- PROBLEM DETAILS -
In the article on the gender wage gap in Alberta, what kind of system does Alberta have for addressing pay inequities, according to Christian Cook?

- DOCUMENT EXTRACT -
It’s a sentiment shared by other women on campus, including petroleum engineering student Alexandria Hunt.

“I feel that with that statistic, my chances of success are lower,” Hunt said.

Hunt’s eventual salary may be more competitive. The wage gap in Alberta is partly driven by its economic ties to the male-dominated oil and gas sector.

“Many men are in those positions, and so many of those positions are high-paying. It really does skew the averages quite a bit,” said Mount Royal University Professor Christian Cook.

“The difference in pay is actually significant.”

Cook said the province needs a more thorough system to address pay inequities.

“Alberta has what is called a complaint-driven system,” Cook said. “In Ontario, there is a pay equity commission. That is a proactive system that audits organizations and works with them to remedy things like pay inequities.”

In a statement, a press secretary for Alberta’s jobs, economy, trade and immigration minister said employment standards laws set out the rights and obligations of employers and employees.

“These rules apply equally to all employees, regardless of gender. Alberta’s government continues to review evidence, monitor developments in other jurisdictions and hear from stakeholder groups to guide our approach,” the statement said.

Tom Buchanan, a sociology professor at Mount Royal University, said there needs to be more transparency when it comes to wages.

“There need to be processes in place by which people can analyze wage differences more closely,” Buchanan said.

- ENTRIES SHOWN -

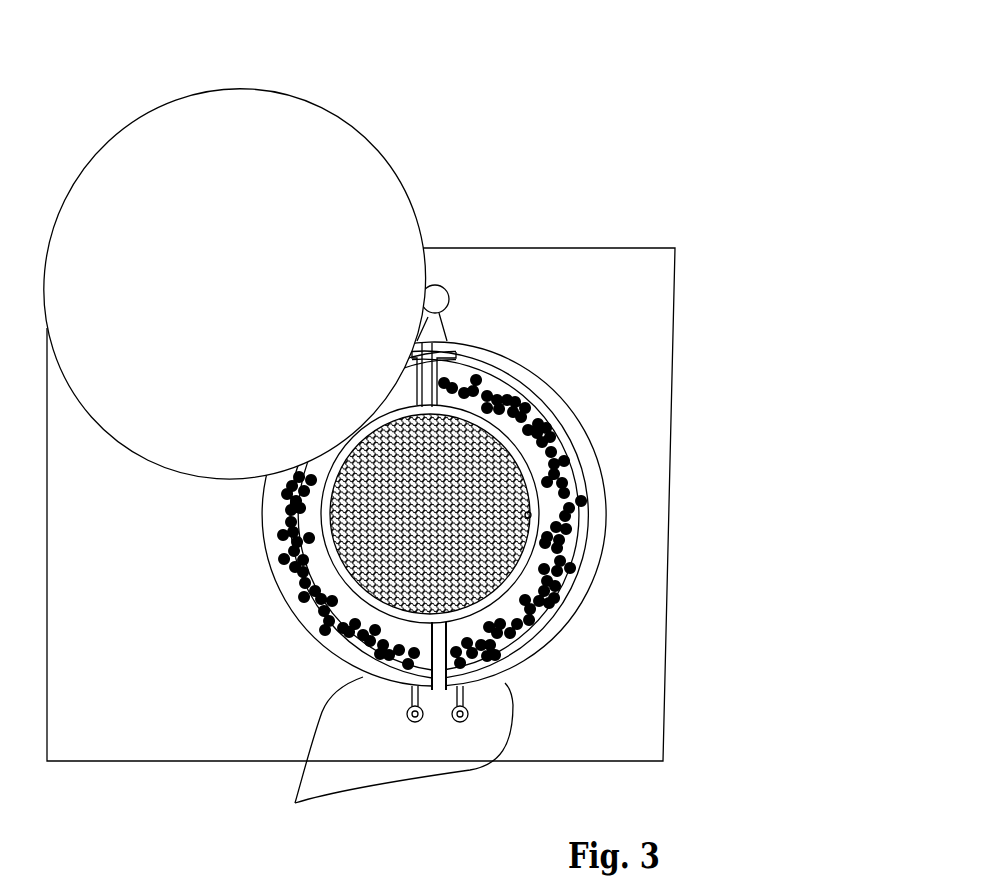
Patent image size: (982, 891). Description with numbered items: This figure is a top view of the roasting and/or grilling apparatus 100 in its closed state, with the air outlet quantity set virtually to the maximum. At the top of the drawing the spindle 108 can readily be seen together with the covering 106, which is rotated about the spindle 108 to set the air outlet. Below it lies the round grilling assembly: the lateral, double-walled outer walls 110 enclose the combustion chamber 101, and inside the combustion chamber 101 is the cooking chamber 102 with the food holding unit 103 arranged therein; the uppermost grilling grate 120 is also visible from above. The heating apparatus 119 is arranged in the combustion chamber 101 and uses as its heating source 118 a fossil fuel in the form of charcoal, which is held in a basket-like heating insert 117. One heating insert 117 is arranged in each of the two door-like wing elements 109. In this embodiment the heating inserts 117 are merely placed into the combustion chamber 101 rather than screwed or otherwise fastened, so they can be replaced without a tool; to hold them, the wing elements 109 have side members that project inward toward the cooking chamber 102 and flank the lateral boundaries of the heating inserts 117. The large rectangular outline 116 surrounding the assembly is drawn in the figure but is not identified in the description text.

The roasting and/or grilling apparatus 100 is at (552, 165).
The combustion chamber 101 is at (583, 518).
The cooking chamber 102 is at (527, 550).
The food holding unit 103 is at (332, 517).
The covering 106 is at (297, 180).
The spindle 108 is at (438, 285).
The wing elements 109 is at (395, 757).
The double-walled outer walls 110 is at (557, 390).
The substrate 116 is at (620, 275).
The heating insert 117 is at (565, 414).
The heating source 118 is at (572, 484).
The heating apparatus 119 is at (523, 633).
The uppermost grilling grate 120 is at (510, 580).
==
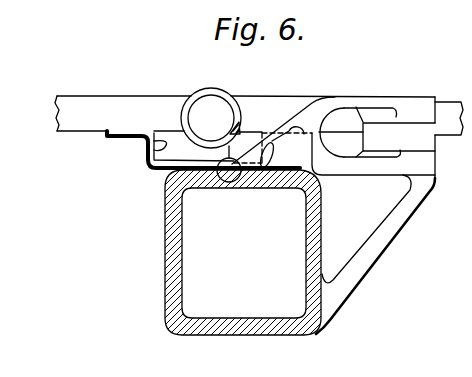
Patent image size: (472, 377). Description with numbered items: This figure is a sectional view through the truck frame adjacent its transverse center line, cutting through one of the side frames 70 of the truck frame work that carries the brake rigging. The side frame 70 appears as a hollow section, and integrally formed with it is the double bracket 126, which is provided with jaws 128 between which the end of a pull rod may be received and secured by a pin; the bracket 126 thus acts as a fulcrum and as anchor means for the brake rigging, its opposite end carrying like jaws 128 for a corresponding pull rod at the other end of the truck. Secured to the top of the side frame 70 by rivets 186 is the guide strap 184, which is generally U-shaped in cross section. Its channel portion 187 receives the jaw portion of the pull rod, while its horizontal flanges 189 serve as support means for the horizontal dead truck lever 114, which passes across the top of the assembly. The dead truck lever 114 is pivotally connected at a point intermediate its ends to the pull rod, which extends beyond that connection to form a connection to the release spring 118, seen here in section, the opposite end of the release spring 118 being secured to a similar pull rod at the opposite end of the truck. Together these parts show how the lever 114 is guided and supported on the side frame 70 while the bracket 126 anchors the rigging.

- RESULT OF THIS TASK -
A complaint-driven system.